- [Do this]: Word for word, quote all of the material, omitting the pictures.

(Stored data entries)
◇ ◇ ◇ ◇

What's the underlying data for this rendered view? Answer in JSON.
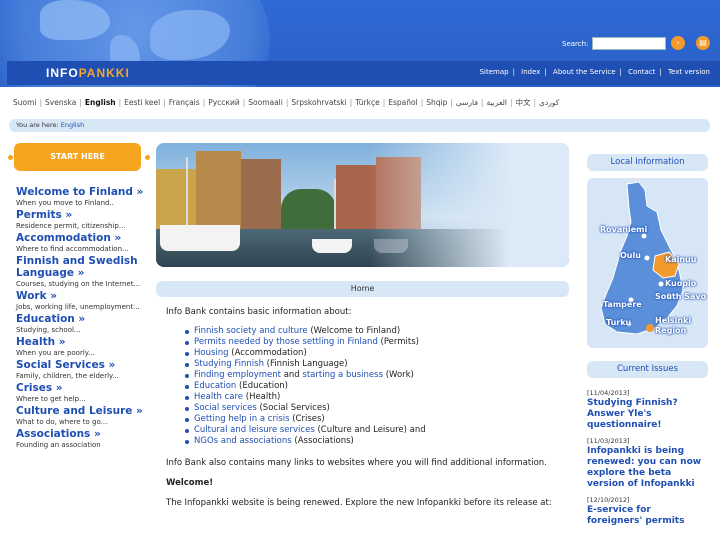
{
  "header": {
    "brand_a": "INFO",
    "brand_b": "PANKKI",
    "search_label": "Search:",
    "search_value": "",
    "search_go_icon": "arrow-right-icon",
    "print_icon": "printer-icon",
    "top_nav": [
      "Sitemap",
      "Index",
      "About the Service",
      "Contact",
      "Text version"
    ]
  },
  "languages": {
    "items": [
      "Suomi",
      "Svenska",
      "English",
      "Eesti keel",
      "Français",
      "Русский",
      "Soomaali",
      "Srpskohrvatski",
      "Türkçe",
      "Español",
      "Shqip",
      "العربية",
      "فارسی",
      "中文",
      "کوردی"
    ],
    "active": "English"
  },
  "breadcrumb": {
    "label": "You are here:",
    "current": "English"
  },
  "start_here": "START HERE",
  "left_nav": [
    {
      "title": "Welcome to Finland »",
      "desc": "When you move to Finland.."
    },
    {
      "title": "Permits »",
      "desc": "Residence permit, citizenship..."
    },
    {
      "title": "Accommodation »",
      "desc": "Where to find accommodation..."
    },
    {
      "title": "Finnish and Swedish Language »",
      "desc": "Courses, studying on the Internet..."
    },
    {
      "title": "Work »",
      "desc": "Jobs, working life, unemployment..."
    },
    {
      "title": "Education »",
      "desc": "Studying, school..."
    },
    {
      "title": "Health »",
      "desc": "When you are poorly..."
    },
    {
      "title": "Social Services »",
      "desc": "Family, children, the elderly..."
    },
    {
      "title": "Crises »",
      "desc": "Where to get help..."
    },
    {
      "title": "Culture and Leisure »",
      "desc": "What to do, where to go..."
    },
    {
      "title": "Associations »",
      "desc": "Founding an association"
    }
  ],
  "main": {
    "home_label": "Home",
    "intro": "Info Bank contains basic information about:",
    "topics": [
      {
        "link": "Finnish society and culture",
        "rest": " (Welcome to Finland)"
      },
      {
        "link": "Permits needed by those settling in Finland",
        "rest": " (Permits)"
      },
      {
        "link": "Housing",
        "rest": " (Accommodation)"
      },
      {
        "link": "Studying Finnish",
        "rest": " (Finnish Language)"
      },
      {
        "link": "Finding employment",
        "mid": " and ",
        "link2": "starting a business",
        "rest": " (Work)"
      },
      {
        "link": "Education",
        "rest": " (Education)"
      },
      {
        "link": "Health care",
        "rest": " (Health)"
      },
      {
        "link": "Social services",
        "rest": " (Social Services)"
      },
      {
        "link": "Getting help in a crisis",
        "rest": " (Crises)"
      },
      {
        "link": "Cultural and leisure services",
        "rest": " (Culture and Leisure) and"
      },
      {
        "link": "NGOs and associations",
        "rest": " (Associations)"
      }
    ],
    "links_note": "Info Bank also contains many links to websites where you will find additional information.",
    "welcome": "Welcome!",
    "renewal_note": "The Infopankki website is being renewed. Explore the new Infopankki before its release at:"
  },
  "right": {
    "local_info_title": "Local Information",
    "cities": [
      "Rovaniemi",
      "Oulu",
      "Kainuu",
      "Kuopio",
      "South Savo",
      "Tampere",
      "Helsinki Region",
      "Turku"
    ],
    "current_issues_title": "Current Issues",
    "issues": [
      {
        "date": "[11/04/2013]",
        "title": "Studying Finnish? Answer Yle's questionnaire!"
      },
      {
        "date": "[11/03/2013]",
        "title": "Infopankki is being renewed: you can now explore the beta version of Infopankki"
      },
      {
        "date": "[12/10/2012]",
        "title": "E-service for foreigners' permits"
      }
    ]
  },
  "colors": {
    "header_blue": "#2f6ad4",
    "nav_blue": "#1f4fb3",
    "accent_orange": "#f7a51f",
    "light_panel": "#d8e7f6"
  }
}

◇ ◇ ◇ ◇

- [The output]:
What's the underlying data for this rendered view? Answer in JSON.
{
  "header": {
    "brand_a": "INFO",
    "brand_b": "PANKKI",
    "search_label": "Search:",
    "search_value": "",
    "search_go_icon": "arrow-right-icon",
    "print_icon": "printer-icon",
    "top_nav": [
      "Sitemap",
      "Index",
      "About the Service",
      "Contact",
      "Text version"
    ]
  },
  "languages": {
    "items": [
      "Suomi",
      "Svenska",
      "English",
      "Eesti keel",
      "Français",
      "Русский",
      "Soomaali",
      "Srpskohrvatski",
      "Türkçe",
      "Español",
      "Shqip",
      "العربية",
      "فارسی",
      "中文",
      "کوردی"
    ],
    "active": "English"
  },
  "breadcrumb": {
    "label": "You are here:",
    "current": "English"
  },
  "start_here": "START HERE",
  "left_nav": [
    {
      "title": "Welcome to Finland »",
      "desc": "When you move to Finland.."
    },
    {
      "title": "Permits »",
      "desc": "Residence permit, citizenship..."
    },
    {
      "title": "Accommodation »",
      "desc": "Where to find accommodation..."
    },
    {
      "title": "Finnish and Swedish Language »",
      "desc": "Courses, studying on the Internet..."
    },
    {
      "title": "Work »",
      "desc": "Jobs, working life, unemployment..."
    },
    {
      "title": "Education »",
      "desc": "Studying, school..."
    },
    {
      "title": "Health »",
      "desc": "When you are poorly..."
    },
    {
      "title": "Social Services »",
      "desc": "Family, children, the elderly..."
    },
    {
      "title": "Crises »",
      "desc": "Where to get help..."
    },
    {
      "title": "Culture and Leisure »",
      "desc": "What to do, where to go..."
    },
    {
      "title": "Associations »",
      "desc": "Founding an association"
    }
  ],
  "main": {
    "home_label": "Home",
    "intro": "Info Bank contains basic information about:",
    "topics": [
      {
        "link": "Finnish society and culture",
        "rest": " (Welcome to Finland)"
      },
      {
        "link": "Permits needed by those settling in Finland",
        "rest": " (Permits)"
      },
      {
        "link": "Housing",
        "rest": " (Accommodation)"
      },
      {
        "link": "Studying Finnish",
        "rest": " (Finnish Language)"
      },
      {
        "link": "Finding employment",
        "mid": " and ",
        "link2": "starting a business",
        "rest": " (Work)"
      },
      {
        "link": "Education",
        "rest": " (Education)"
      },
      {
        "link": "Health care",
        "rest": " (Health)"
      },
      {
        "link": "Social services",
        "rest": " (Social Services)"
      },
      {
        "link": "Getting help in a crisis",
        "rest": " (Crises)"
      },
      {
        "link": "Cultural and leisure services",
        "rest": " (Culture and Leisure) and"
      },
      {
        "link": "NGOs and associations",
        "rest": " (Associations)"
      }
    ],
    "links_note": "Info Bank also contains many links to websites where you will find additional information.",
    "welcome": "Welcome!",
    "renewal_note": "The Infopankki website is being renewed. Explore the new Infopankki before its release at:"
  },
  "right": {
    "local_info_title": "Local Information",
    "cities": [
      "Rovaniemi",
      "Oulu",
      "Kainuu",
      "Kuopio",
      "South Savo",
      "Tampere",
      "Helsinki Region",
      "Turku"
    ],
    "current_issues_title": "Current Issues",
    "issues": [
      {
        "date": "[11/04/2013]",
        "title": "Studying Finnish? Answer Yle's questionnaire!"
      },
      {
        "date": "[11/03/2013]",
        "title": "Infopankki is being renewed: you can now explore the beta version of Infopankki"
      },
      {
        "date": "[12/10/2012]",
        "title": "E-service for foreigners' permits"
      }
    ]
  },
  "colors": {
    "header_blue": "#2f6ad4",
    "nav_blue": "#1f4fb3",
    "accent_orange": "#f7a51f",
    "light_panel": "#d8e7f6"
  }
}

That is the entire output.